What is required
Copy out every line of the items below word for word, leaving the pictures out of your answer.

Task inputs
■ ■ ■ ■ ■

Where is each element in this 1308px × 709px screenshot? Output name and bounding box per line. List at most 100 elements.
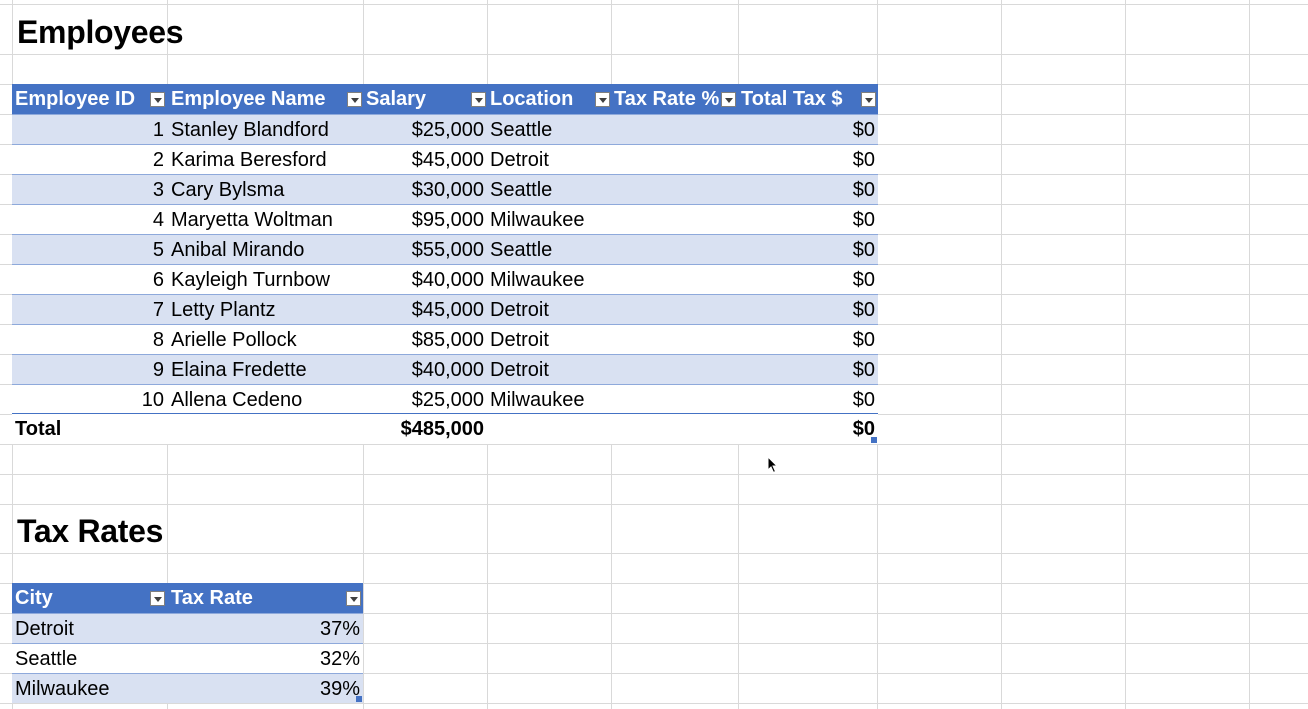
header-tax-rate[interactable]: Tax Rate	[171, 587, 253, 609]
employee-name-cell[interactable]: Arielle Pollock	[171, 329, 297, 351]
rate-cell[interactable]: 39%	[319, 678, 360, 700]
location-cell[interactable]: Seattle	[490, 179, 553, 201]
salary-cell[interactable]: $40,000	[411, 359, 484, 381]
header-location[interactable]: Location	[490, 88, 574, 110]
tax-rate-cell[interactable]	[611, 385, 738, 415]
salary-cell[interactable]: $45,000	[411, 299, 484, 321]
employee-id-cell[interactable]: 4	[152, 209, 164, 231]
salary-cell[interactable]: $25,000	[411, 389, 484, 411]
city-cell[interactable]: Milwaukee	[15, 678, 110, 700]
location-cell[interactable]: Milwaukee	[490, 389, 585, 411]
tax-rate-cell[interactable]	[611, 355, 738, 385]
salary-cell[interactable]: $45,000	[411, 149, 484, 171]
salary-cell[interactable]: $95,000	[411, 209, 484, 231]
employee-id-cell[interactable]: 6	[152, 269, 164, 291]
location-cell[interactable]: Milwaukee	[490, 209, 585, 231]
employee-name-cell[interactable]: Karima Beresford	[171, 149, 327, 171]
table-row: 4 Maryetta Woltman $95,000 Milwaukee $0	[12, 204, 878, 234]
filter-city-chevron-down-icon[interactable]	[150, 591, 165, 606]
city-cell[interactable]: Seattle	[15, 648, 78, 670]
employee-name-cell[interactable]: Maryetta Woltman	[171, 209, 333, 231]
total-tax-cell[interactable]: $0	[852, 179, 875, 201]
employee-name-cell[interactable]: Kayleigh Turnbow	[171, 269, 330, 291]
employee-name-cell[interactable]: Elaina Fredette	[171, 359, 307, 381]
filter-tax-rate-chevron-down-icon[interactable]	[721, 92, 736, 107]
salary-cell[interactable]: $40,000	[411, 269, 484, 291]
rate-cell[interactable]: 37%	[319, 618, 360, 640]
tax-rate-cell[interactable]	[611, 145, 738, 175]
employee-id-cell[interactable]: 9	[152, 359, 164, 381]
tax-rates-table-resize-handle[interactable]	[356, 696, 362, 702]
total-tax-cell[interactable]: $0	[852, 359, 875, 381]
tax-rate-cell[interactable]	[611, 175, 738, 205]
header-city[interactable]: City	[15, 587, 53, 609]
table-row: 8 Arielle Pollock $85,000 Detroit $0	[12, 324, 878, 354]
total-label[interactable]: Total	[15, 418, 62, 440]
tax-rate-cell[interactable]	[611, 325, 738, 355]
salary-cell[interactable]: $30,000	[411, 179, 484, 201]
tax-rates-header-row: City Tax Rate	[12, 583, 363, 613]
location-cell[interactable]: Milwaukee	[490, 269, 585, 291]
location-cell[interactable]: Seattle	[490, 239, 553, 261]
salary-cell[interactable]: $25,000	[411, 119, 484, 141]
filter-rate-chevron-down-icon[interactable]	[346, 591, 361, 606]
header-tax-rate[interactable]: Tax Rate %	[614, 88, 720, 110]
employees-table[interactable]: Employee ID Employee Name Salary Locatio…	[12, 84, 878, 444]
employee-name-cell[interactable]: Allena Cedeno	[171, 389, 303, 411]
employee-name-cell[interactable]: Anibal Mirando	[171, 239, 305, 261]
tax-rate-cell[interactable]	[611, 265, 738, 295]
salary-cell[interactable]: $85,000	[411, 329, 484, 351]
filter-salary-chevron-down-icon[interactable]	[471, 92, 486, 107]
total-tax-cell[interactable]: $0	[852, 329, 875, 351]
employee-id-cell[interactable]: 10	[141, 389, 164, 411]
employee-id-cell[interactable]: 7	[152, 299, 164, 321]
filter-employee-id-chevron-down-icon[interactable]	[150, 92, 165, 107]
table-row: 2 Karima Beresford $45,000 Detroit $0	[12, 144, 878, 174]
header-total-tax[interactable]: Total Tax $	[741, 88, 843, 110]
tax-rates-table[interactable]: City Tax Rate Detroit 37% Seattle 32% Milwau…	[12, 583, 363, 703]
tax-rate-cell[interactable]	[611, 235, 738, 265]
total-tax[interactable]: $0	[852, 418, 875, 440]
table-row: 1 Stanley Blandford $25,000 Seattle $0	[12, 114, 878, 144]
total-tax-cell[interactable]: $0	[852, 299, 875, 321]
tax-rate-cell[interactable]	[611, 295, 738, 325]
employees-header-row: Employee ID Employee Name Salary Locatio…	[12, 84, 878, 114]
total-tax-cell[interactable]: $0	[852, 209, 875, 231]
employee-name-cell[interactable]: Stanley Blandford	[171, 119, 329, 141]
salary-cell[interactable]: $55,000	[411, 239, 484, 261]
tax-rate-cell[interactable]	[611, 115, 738, 145]
city-cell[interactable]: Detroit	[15, 618, 74, 640]
total-tax-cell[interactable]: $0	[852, 389, 875, 411]
header-employee-id[interactable]: Employee ID	[15, 88, 136, 110]
employee-name-cell[interactable]: Cary Bylsma	[171, 179, 285, 201]
table-row: 5 Anibal Mirando $55,000 Seattle $0	[12, 234, 878, 264]
table-row: Milwaukee 39%	[12, 673, 363, 703]
location-cell[interactable]: Detroit	[490, 359, 549, 381]
location-cell[interactable]: Detroit	[490, 329, 549, 351]
total-tax-cell[interactable]: $0	[852, 119, 875, 141]
location-cell[interactable]: Seattle	[490, 119, 553, 141]
total-tax-cell[interactable]: $0	[852, 149, 875, 171]
total-tax-cell[interactable]: $0	[852, 269, 875, 291]
filter-total-tax-chevron-down-icon[interactable]	[861, 92, 876, 107]
table-row: 6 Kayleigh Turnbow $40,000 Milwaukee $0	[12, 264, 878, 294]
filter-employee-name-chevron-down-icon[interactable]	[347, 92, 362, 107]
employee-id-cell[interactable]: 3	[152, 179, 164, 201]
employee-id-cell[interactable]: 8	[152, 329, 164, 351]
employee-id-cell[interactable]: 2	[152, 149, 164, 171]
location-cell[interactable]: Detroit	[490, 149, 549, 171]
filter-location-chevron-down-icon[interactable]	[595, 92, 610, 107]
total-tax-cell[interactable]: $0	[852, 239, 875, 261]
tax-rate-cell[interactable]	[611, 205, 738, 235]
employee-id-cell[interactable]: 1	[152, 119, 164, 141]
location-cell[interactable]: Detroit	[490, 299, 549, 321]
table-row: 10 Allena Cedeno $25,000 Milwaukee $0	[12, 384, 878, 414]
rate-cell[interactable]: 32%	[319, 648, 360, 670]
employee-id-cell[interactable]: 5	[152, 239, 164, 261]
table-row: 7 Letty Plantz $45,000 Detroit $0	[12, 294, 878, 324]
employees-table-resize-handle[interactable]	[871, 437, 877, 443]
header-employee-name[interactable]: Employee Name	[171, 88, 326, 110]
total-salary[interactable]: $485,000	[400, 418, 484, 440]
header-salary[interactable]: Salary	[366, 88, 427, 110]
employee-name-cell[interactable]: Letty Plantz	[171, 299, 276, 321]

■ ■ ■ ■ ■

Completed task
Where is each element in this 1308px × 709px screenshot? Output name and bounding box per line. List at most 100 elements.
header-tax-rate[interactable]: Tax Rate	[171, 587, 253, 609]
employee-name-cell[interactable]: Arielle Pollock	[171, 329, 297, 351]
rate-cell[interactable]: 39%	[319, 678, 360, 700]
location-cell[interactable]: Seattle	[490, 179, 553, 201]
salary-cell[interactable]: $40,000	[411, 359, 484, 381]
header-location[interactable]: Location	[490, 88, 574, 110]
tax-rate-cell[interactable]	[611, 385, 738, 415]
salary-cell[interactable]: $45,000	[411, 299, 484, 321]
employee-id-cell[interactable]: 4	[152, 209, 164, 231]
salary-cell[interactable]: $25,000	[411, 389, 484, 411]
city-cell[interactable]: Milwaukee	[15, 678, 110, 700]
location-cell[interactable]: Milwaukee	[490, 389, 585, 411]
tax-rate-cell[interactable]	[611, 355, 738, 385]
salary-cell[interactable]: $45,000	[411, 149, 484, 171]
salary-cell[interactable]: $95,000	[411, 209, 484, 231]
employee-id-cell[interactable]: 6	[152, 269, 164, 291]
location-cell[interactable]: Milwaukee	[490, 209, 585, 231]
employee-name-cell[interactable]: Karima Beresford	[171, 149, 327, 171]
table-row: 4 Maryetta Woltman $95,000 Milwaukee $0	[12, 204, 878, 234]
filter-city-chevron-down-icon[interactable]	[150, 591, 165, 606]
city-cell[interactable]: Seattle	[15, 648, 78, 670]
employee-name-cell[interactable]: Maryetta Woltman	[171, 209, 333, 231]
total-tax-cell[interactable]: $0	[852, 179, 875, 201]
employee-name-cell[interactable]: Kayleigh Turnbow	[171, 269, 330, 291]
employee-name-cell[interactable]: Elaina Fredette	[171, 359, 307, 381]
filter-tax-rate-chevron-down-icon[interactable]	[721, 92, 736, 107]
salary-cell[interactable]: $40,000	[411, 269, 484, 291]
rate-cell[interactable]: 37%	[319, 618, 360, 640]
tax-rate-cell[interactable]	[611, 145, 738, 175]
employee-id-cell[interactable]: 9	[152, 359, 164, 381]
tax-rates-table-resize-handle[interactable]	[356, 696, 362, 702]
total-tax-cell[interactable]: $0	[852, 359, 875, 381]
tax-rate-cell[interactable]	[611, 175, 738, 205]
header-city[interactable]: City	[15, 587, 53, 609]
table-row: 8 Arielle Pollock $85,000 Detroit $0	[12, 324, 878, 354]
total-label[interactable]: Total	[15, 418, 62, 440]
tax-rate-cell[interactable]	[611, 325, 738, 355]
salary-cell[interactable]: $30,000	[411, 179, 484, 201]
tax-rates-header-row: City Tax Rate	[12, 583, 363, 613]
location-cell[interactable]: Milwaukee	[490, 269, 585, 291]
location-cell[interactable]: Seattle	[490, 239, 553, 261]
salary-cell[interactable]: $25,000	[411, 119, 484, 141]
filter-rate-chevron-down-icon[interactable]	[346, 591, 361, 606]
header-tax-rate[interactable]: Tax Rate %	[614, 88, 720, 110]
employees-table[interactable]: Employee ID Employee Name Salary Locatio…	[12, 84, 878, 444]
employee-name-cell[interactable]: Allena Cedeno	[171, 389, 303, 411]
employee-name-cell[interactable]: Anibal Mirando	[171, 239, 305, 261]
tax-rate-cell[interactable]	[611, 265, 738, 295]
salary-cell[interactable]: $85,000	[411, 329, 484, 351]
filter-salary-chevron-down-icon[interactable]	[471, 92, 486, 107]
total-tax-cell[interactable]: $0	[852, 329, 875, 351]
employee-id-cell[interactable]: 10	[141, 389, 164, 411]
employee-id-cell[interactable]: 7	[152, 299, 164, 321]
filter-employee-id-chevron-down-icon[interactable]	[150, 92, 165, 107]
table-row: 2 Karima Beresford $45,000 Detroit $0	[12, 144, 878, 174]
header-total-tax[interactable]: Total Tax $	[741, 88, 843, 110]
tax-rates-table[interactable]: City Tax Rate Detroit 37% Seattle 32% Milwau…	[12, 583, 363, 703]
tax-rate-cell[interactable]	[611, 235, 738, 265]
total-tax[interactable]: $0	[852, 418, 875, 440]
table-row: 1 Stanley Blandford $25,000 Seattle $0	[12, 114, 878, 144]
total-tax-cell[interactable]: $0	[852, 299, 875, 321]
tax-rate-cell[interactable]	[611, 295, 738, 325]
employees-header-row: Employee ID Employee Name Salary Locatio…	[12, 84, 878, 114]
total-tax-cell[interactable]: $0	[852, 209, 875, 231]
employee-name-cell[interactable]: Stanley Blandford	[171, 119, 329, 141]
salary-cell[interactable]: $55,000	[411, 239, 484, 261]
tax-rate-cell[interactable]	[611, 115, 738, 145]
city-cell[interactable]: Detroit	[15, 618, 74, 640]
total-tax-cell[interactable]: $0	[852, 389, 875, 411]
header-employee-id[interactable]: Employee ID	[15, 88, 136, 110]
employee-name-cell[interactable]: Cary Bylsma	[171, 179, 285, 201]
table-row: 5 Anibal Mirando $55,000 Seattle $0	[12, 234, 878, 264]
table-row: Milwaukee 39%	[12, 673, 363, 703]
location-cell[interactable]: Detroit	[490, 359, 549, 381]
location-cell[interactable]: Detroit	[490, 329, 549, 351]
total-tax-cell[interactable]: $0	[852, 119, 875, 141]
location-cell[interactable]: Seattle	[490, 119, 553, 141]
total-tax-cell[interactable]: $0	[852, 149, 875, 171]
total-tax-cell[interactable]: $0	[852, 269, 875, 291]
filter-total-tax-chevron-down-icon[interactable]	[861, 92, 876, 107]
table-row: 6 Kayleigh Turnbow $40,000 Milwaukee $0	[12, 264, 878, 294]
filter-employee-name-chevron-down-icon[interactable]	[347, 92, 362, 107]
employee-id-cell[interactable]: 3	[152, 179, 164, 201]
employee-id-cell[interactable]: 8	[152, 329, 164, 351]
employee-id-cell[interactable]: 2	[152, 149, 164, 171]
location-cell[interactable]: Detroit	[490, 149, 549, 171]
filter-location-chevron-down-icon[interactable]	[595, 92, 610, 107]
total-tax-cell[interactable]: $0	[852, 239, 875, 261]
tax-rate-cell[interactable]	[611, 205, 738, 235]
employee-id-cell[interactable]: 1	[152, 119, 164, 141]
location-cell[interactable]: Detroit	[490, 299, 549, 321]
table-row: 10 Allena Cedeno $25,000 Milwaukee $0	[12, 384, 878, 414]
rate-cell[interactable]: 32%	[319, 648, 360, 670]
employee-id-cell[interactable]: 5	[152, 239, 164, 261]
table-row: 7 Letty Plantz $45,000 Detroit $0	[12, 294, 878, 324]
employees-table-resize-handle[interactable]	[871, 437, 877, 443]
header-employee-name[interactable]: Employee Name	[171, 88, 326, 110]
total-salary[interactable]: $485,000	[400, 418, 484, 440]
header-salary[interactable]: Salary	[366, 88, 427, 110]
employee-name-cell[interactable]: Letty Plantz	[171, 299, 276, 321]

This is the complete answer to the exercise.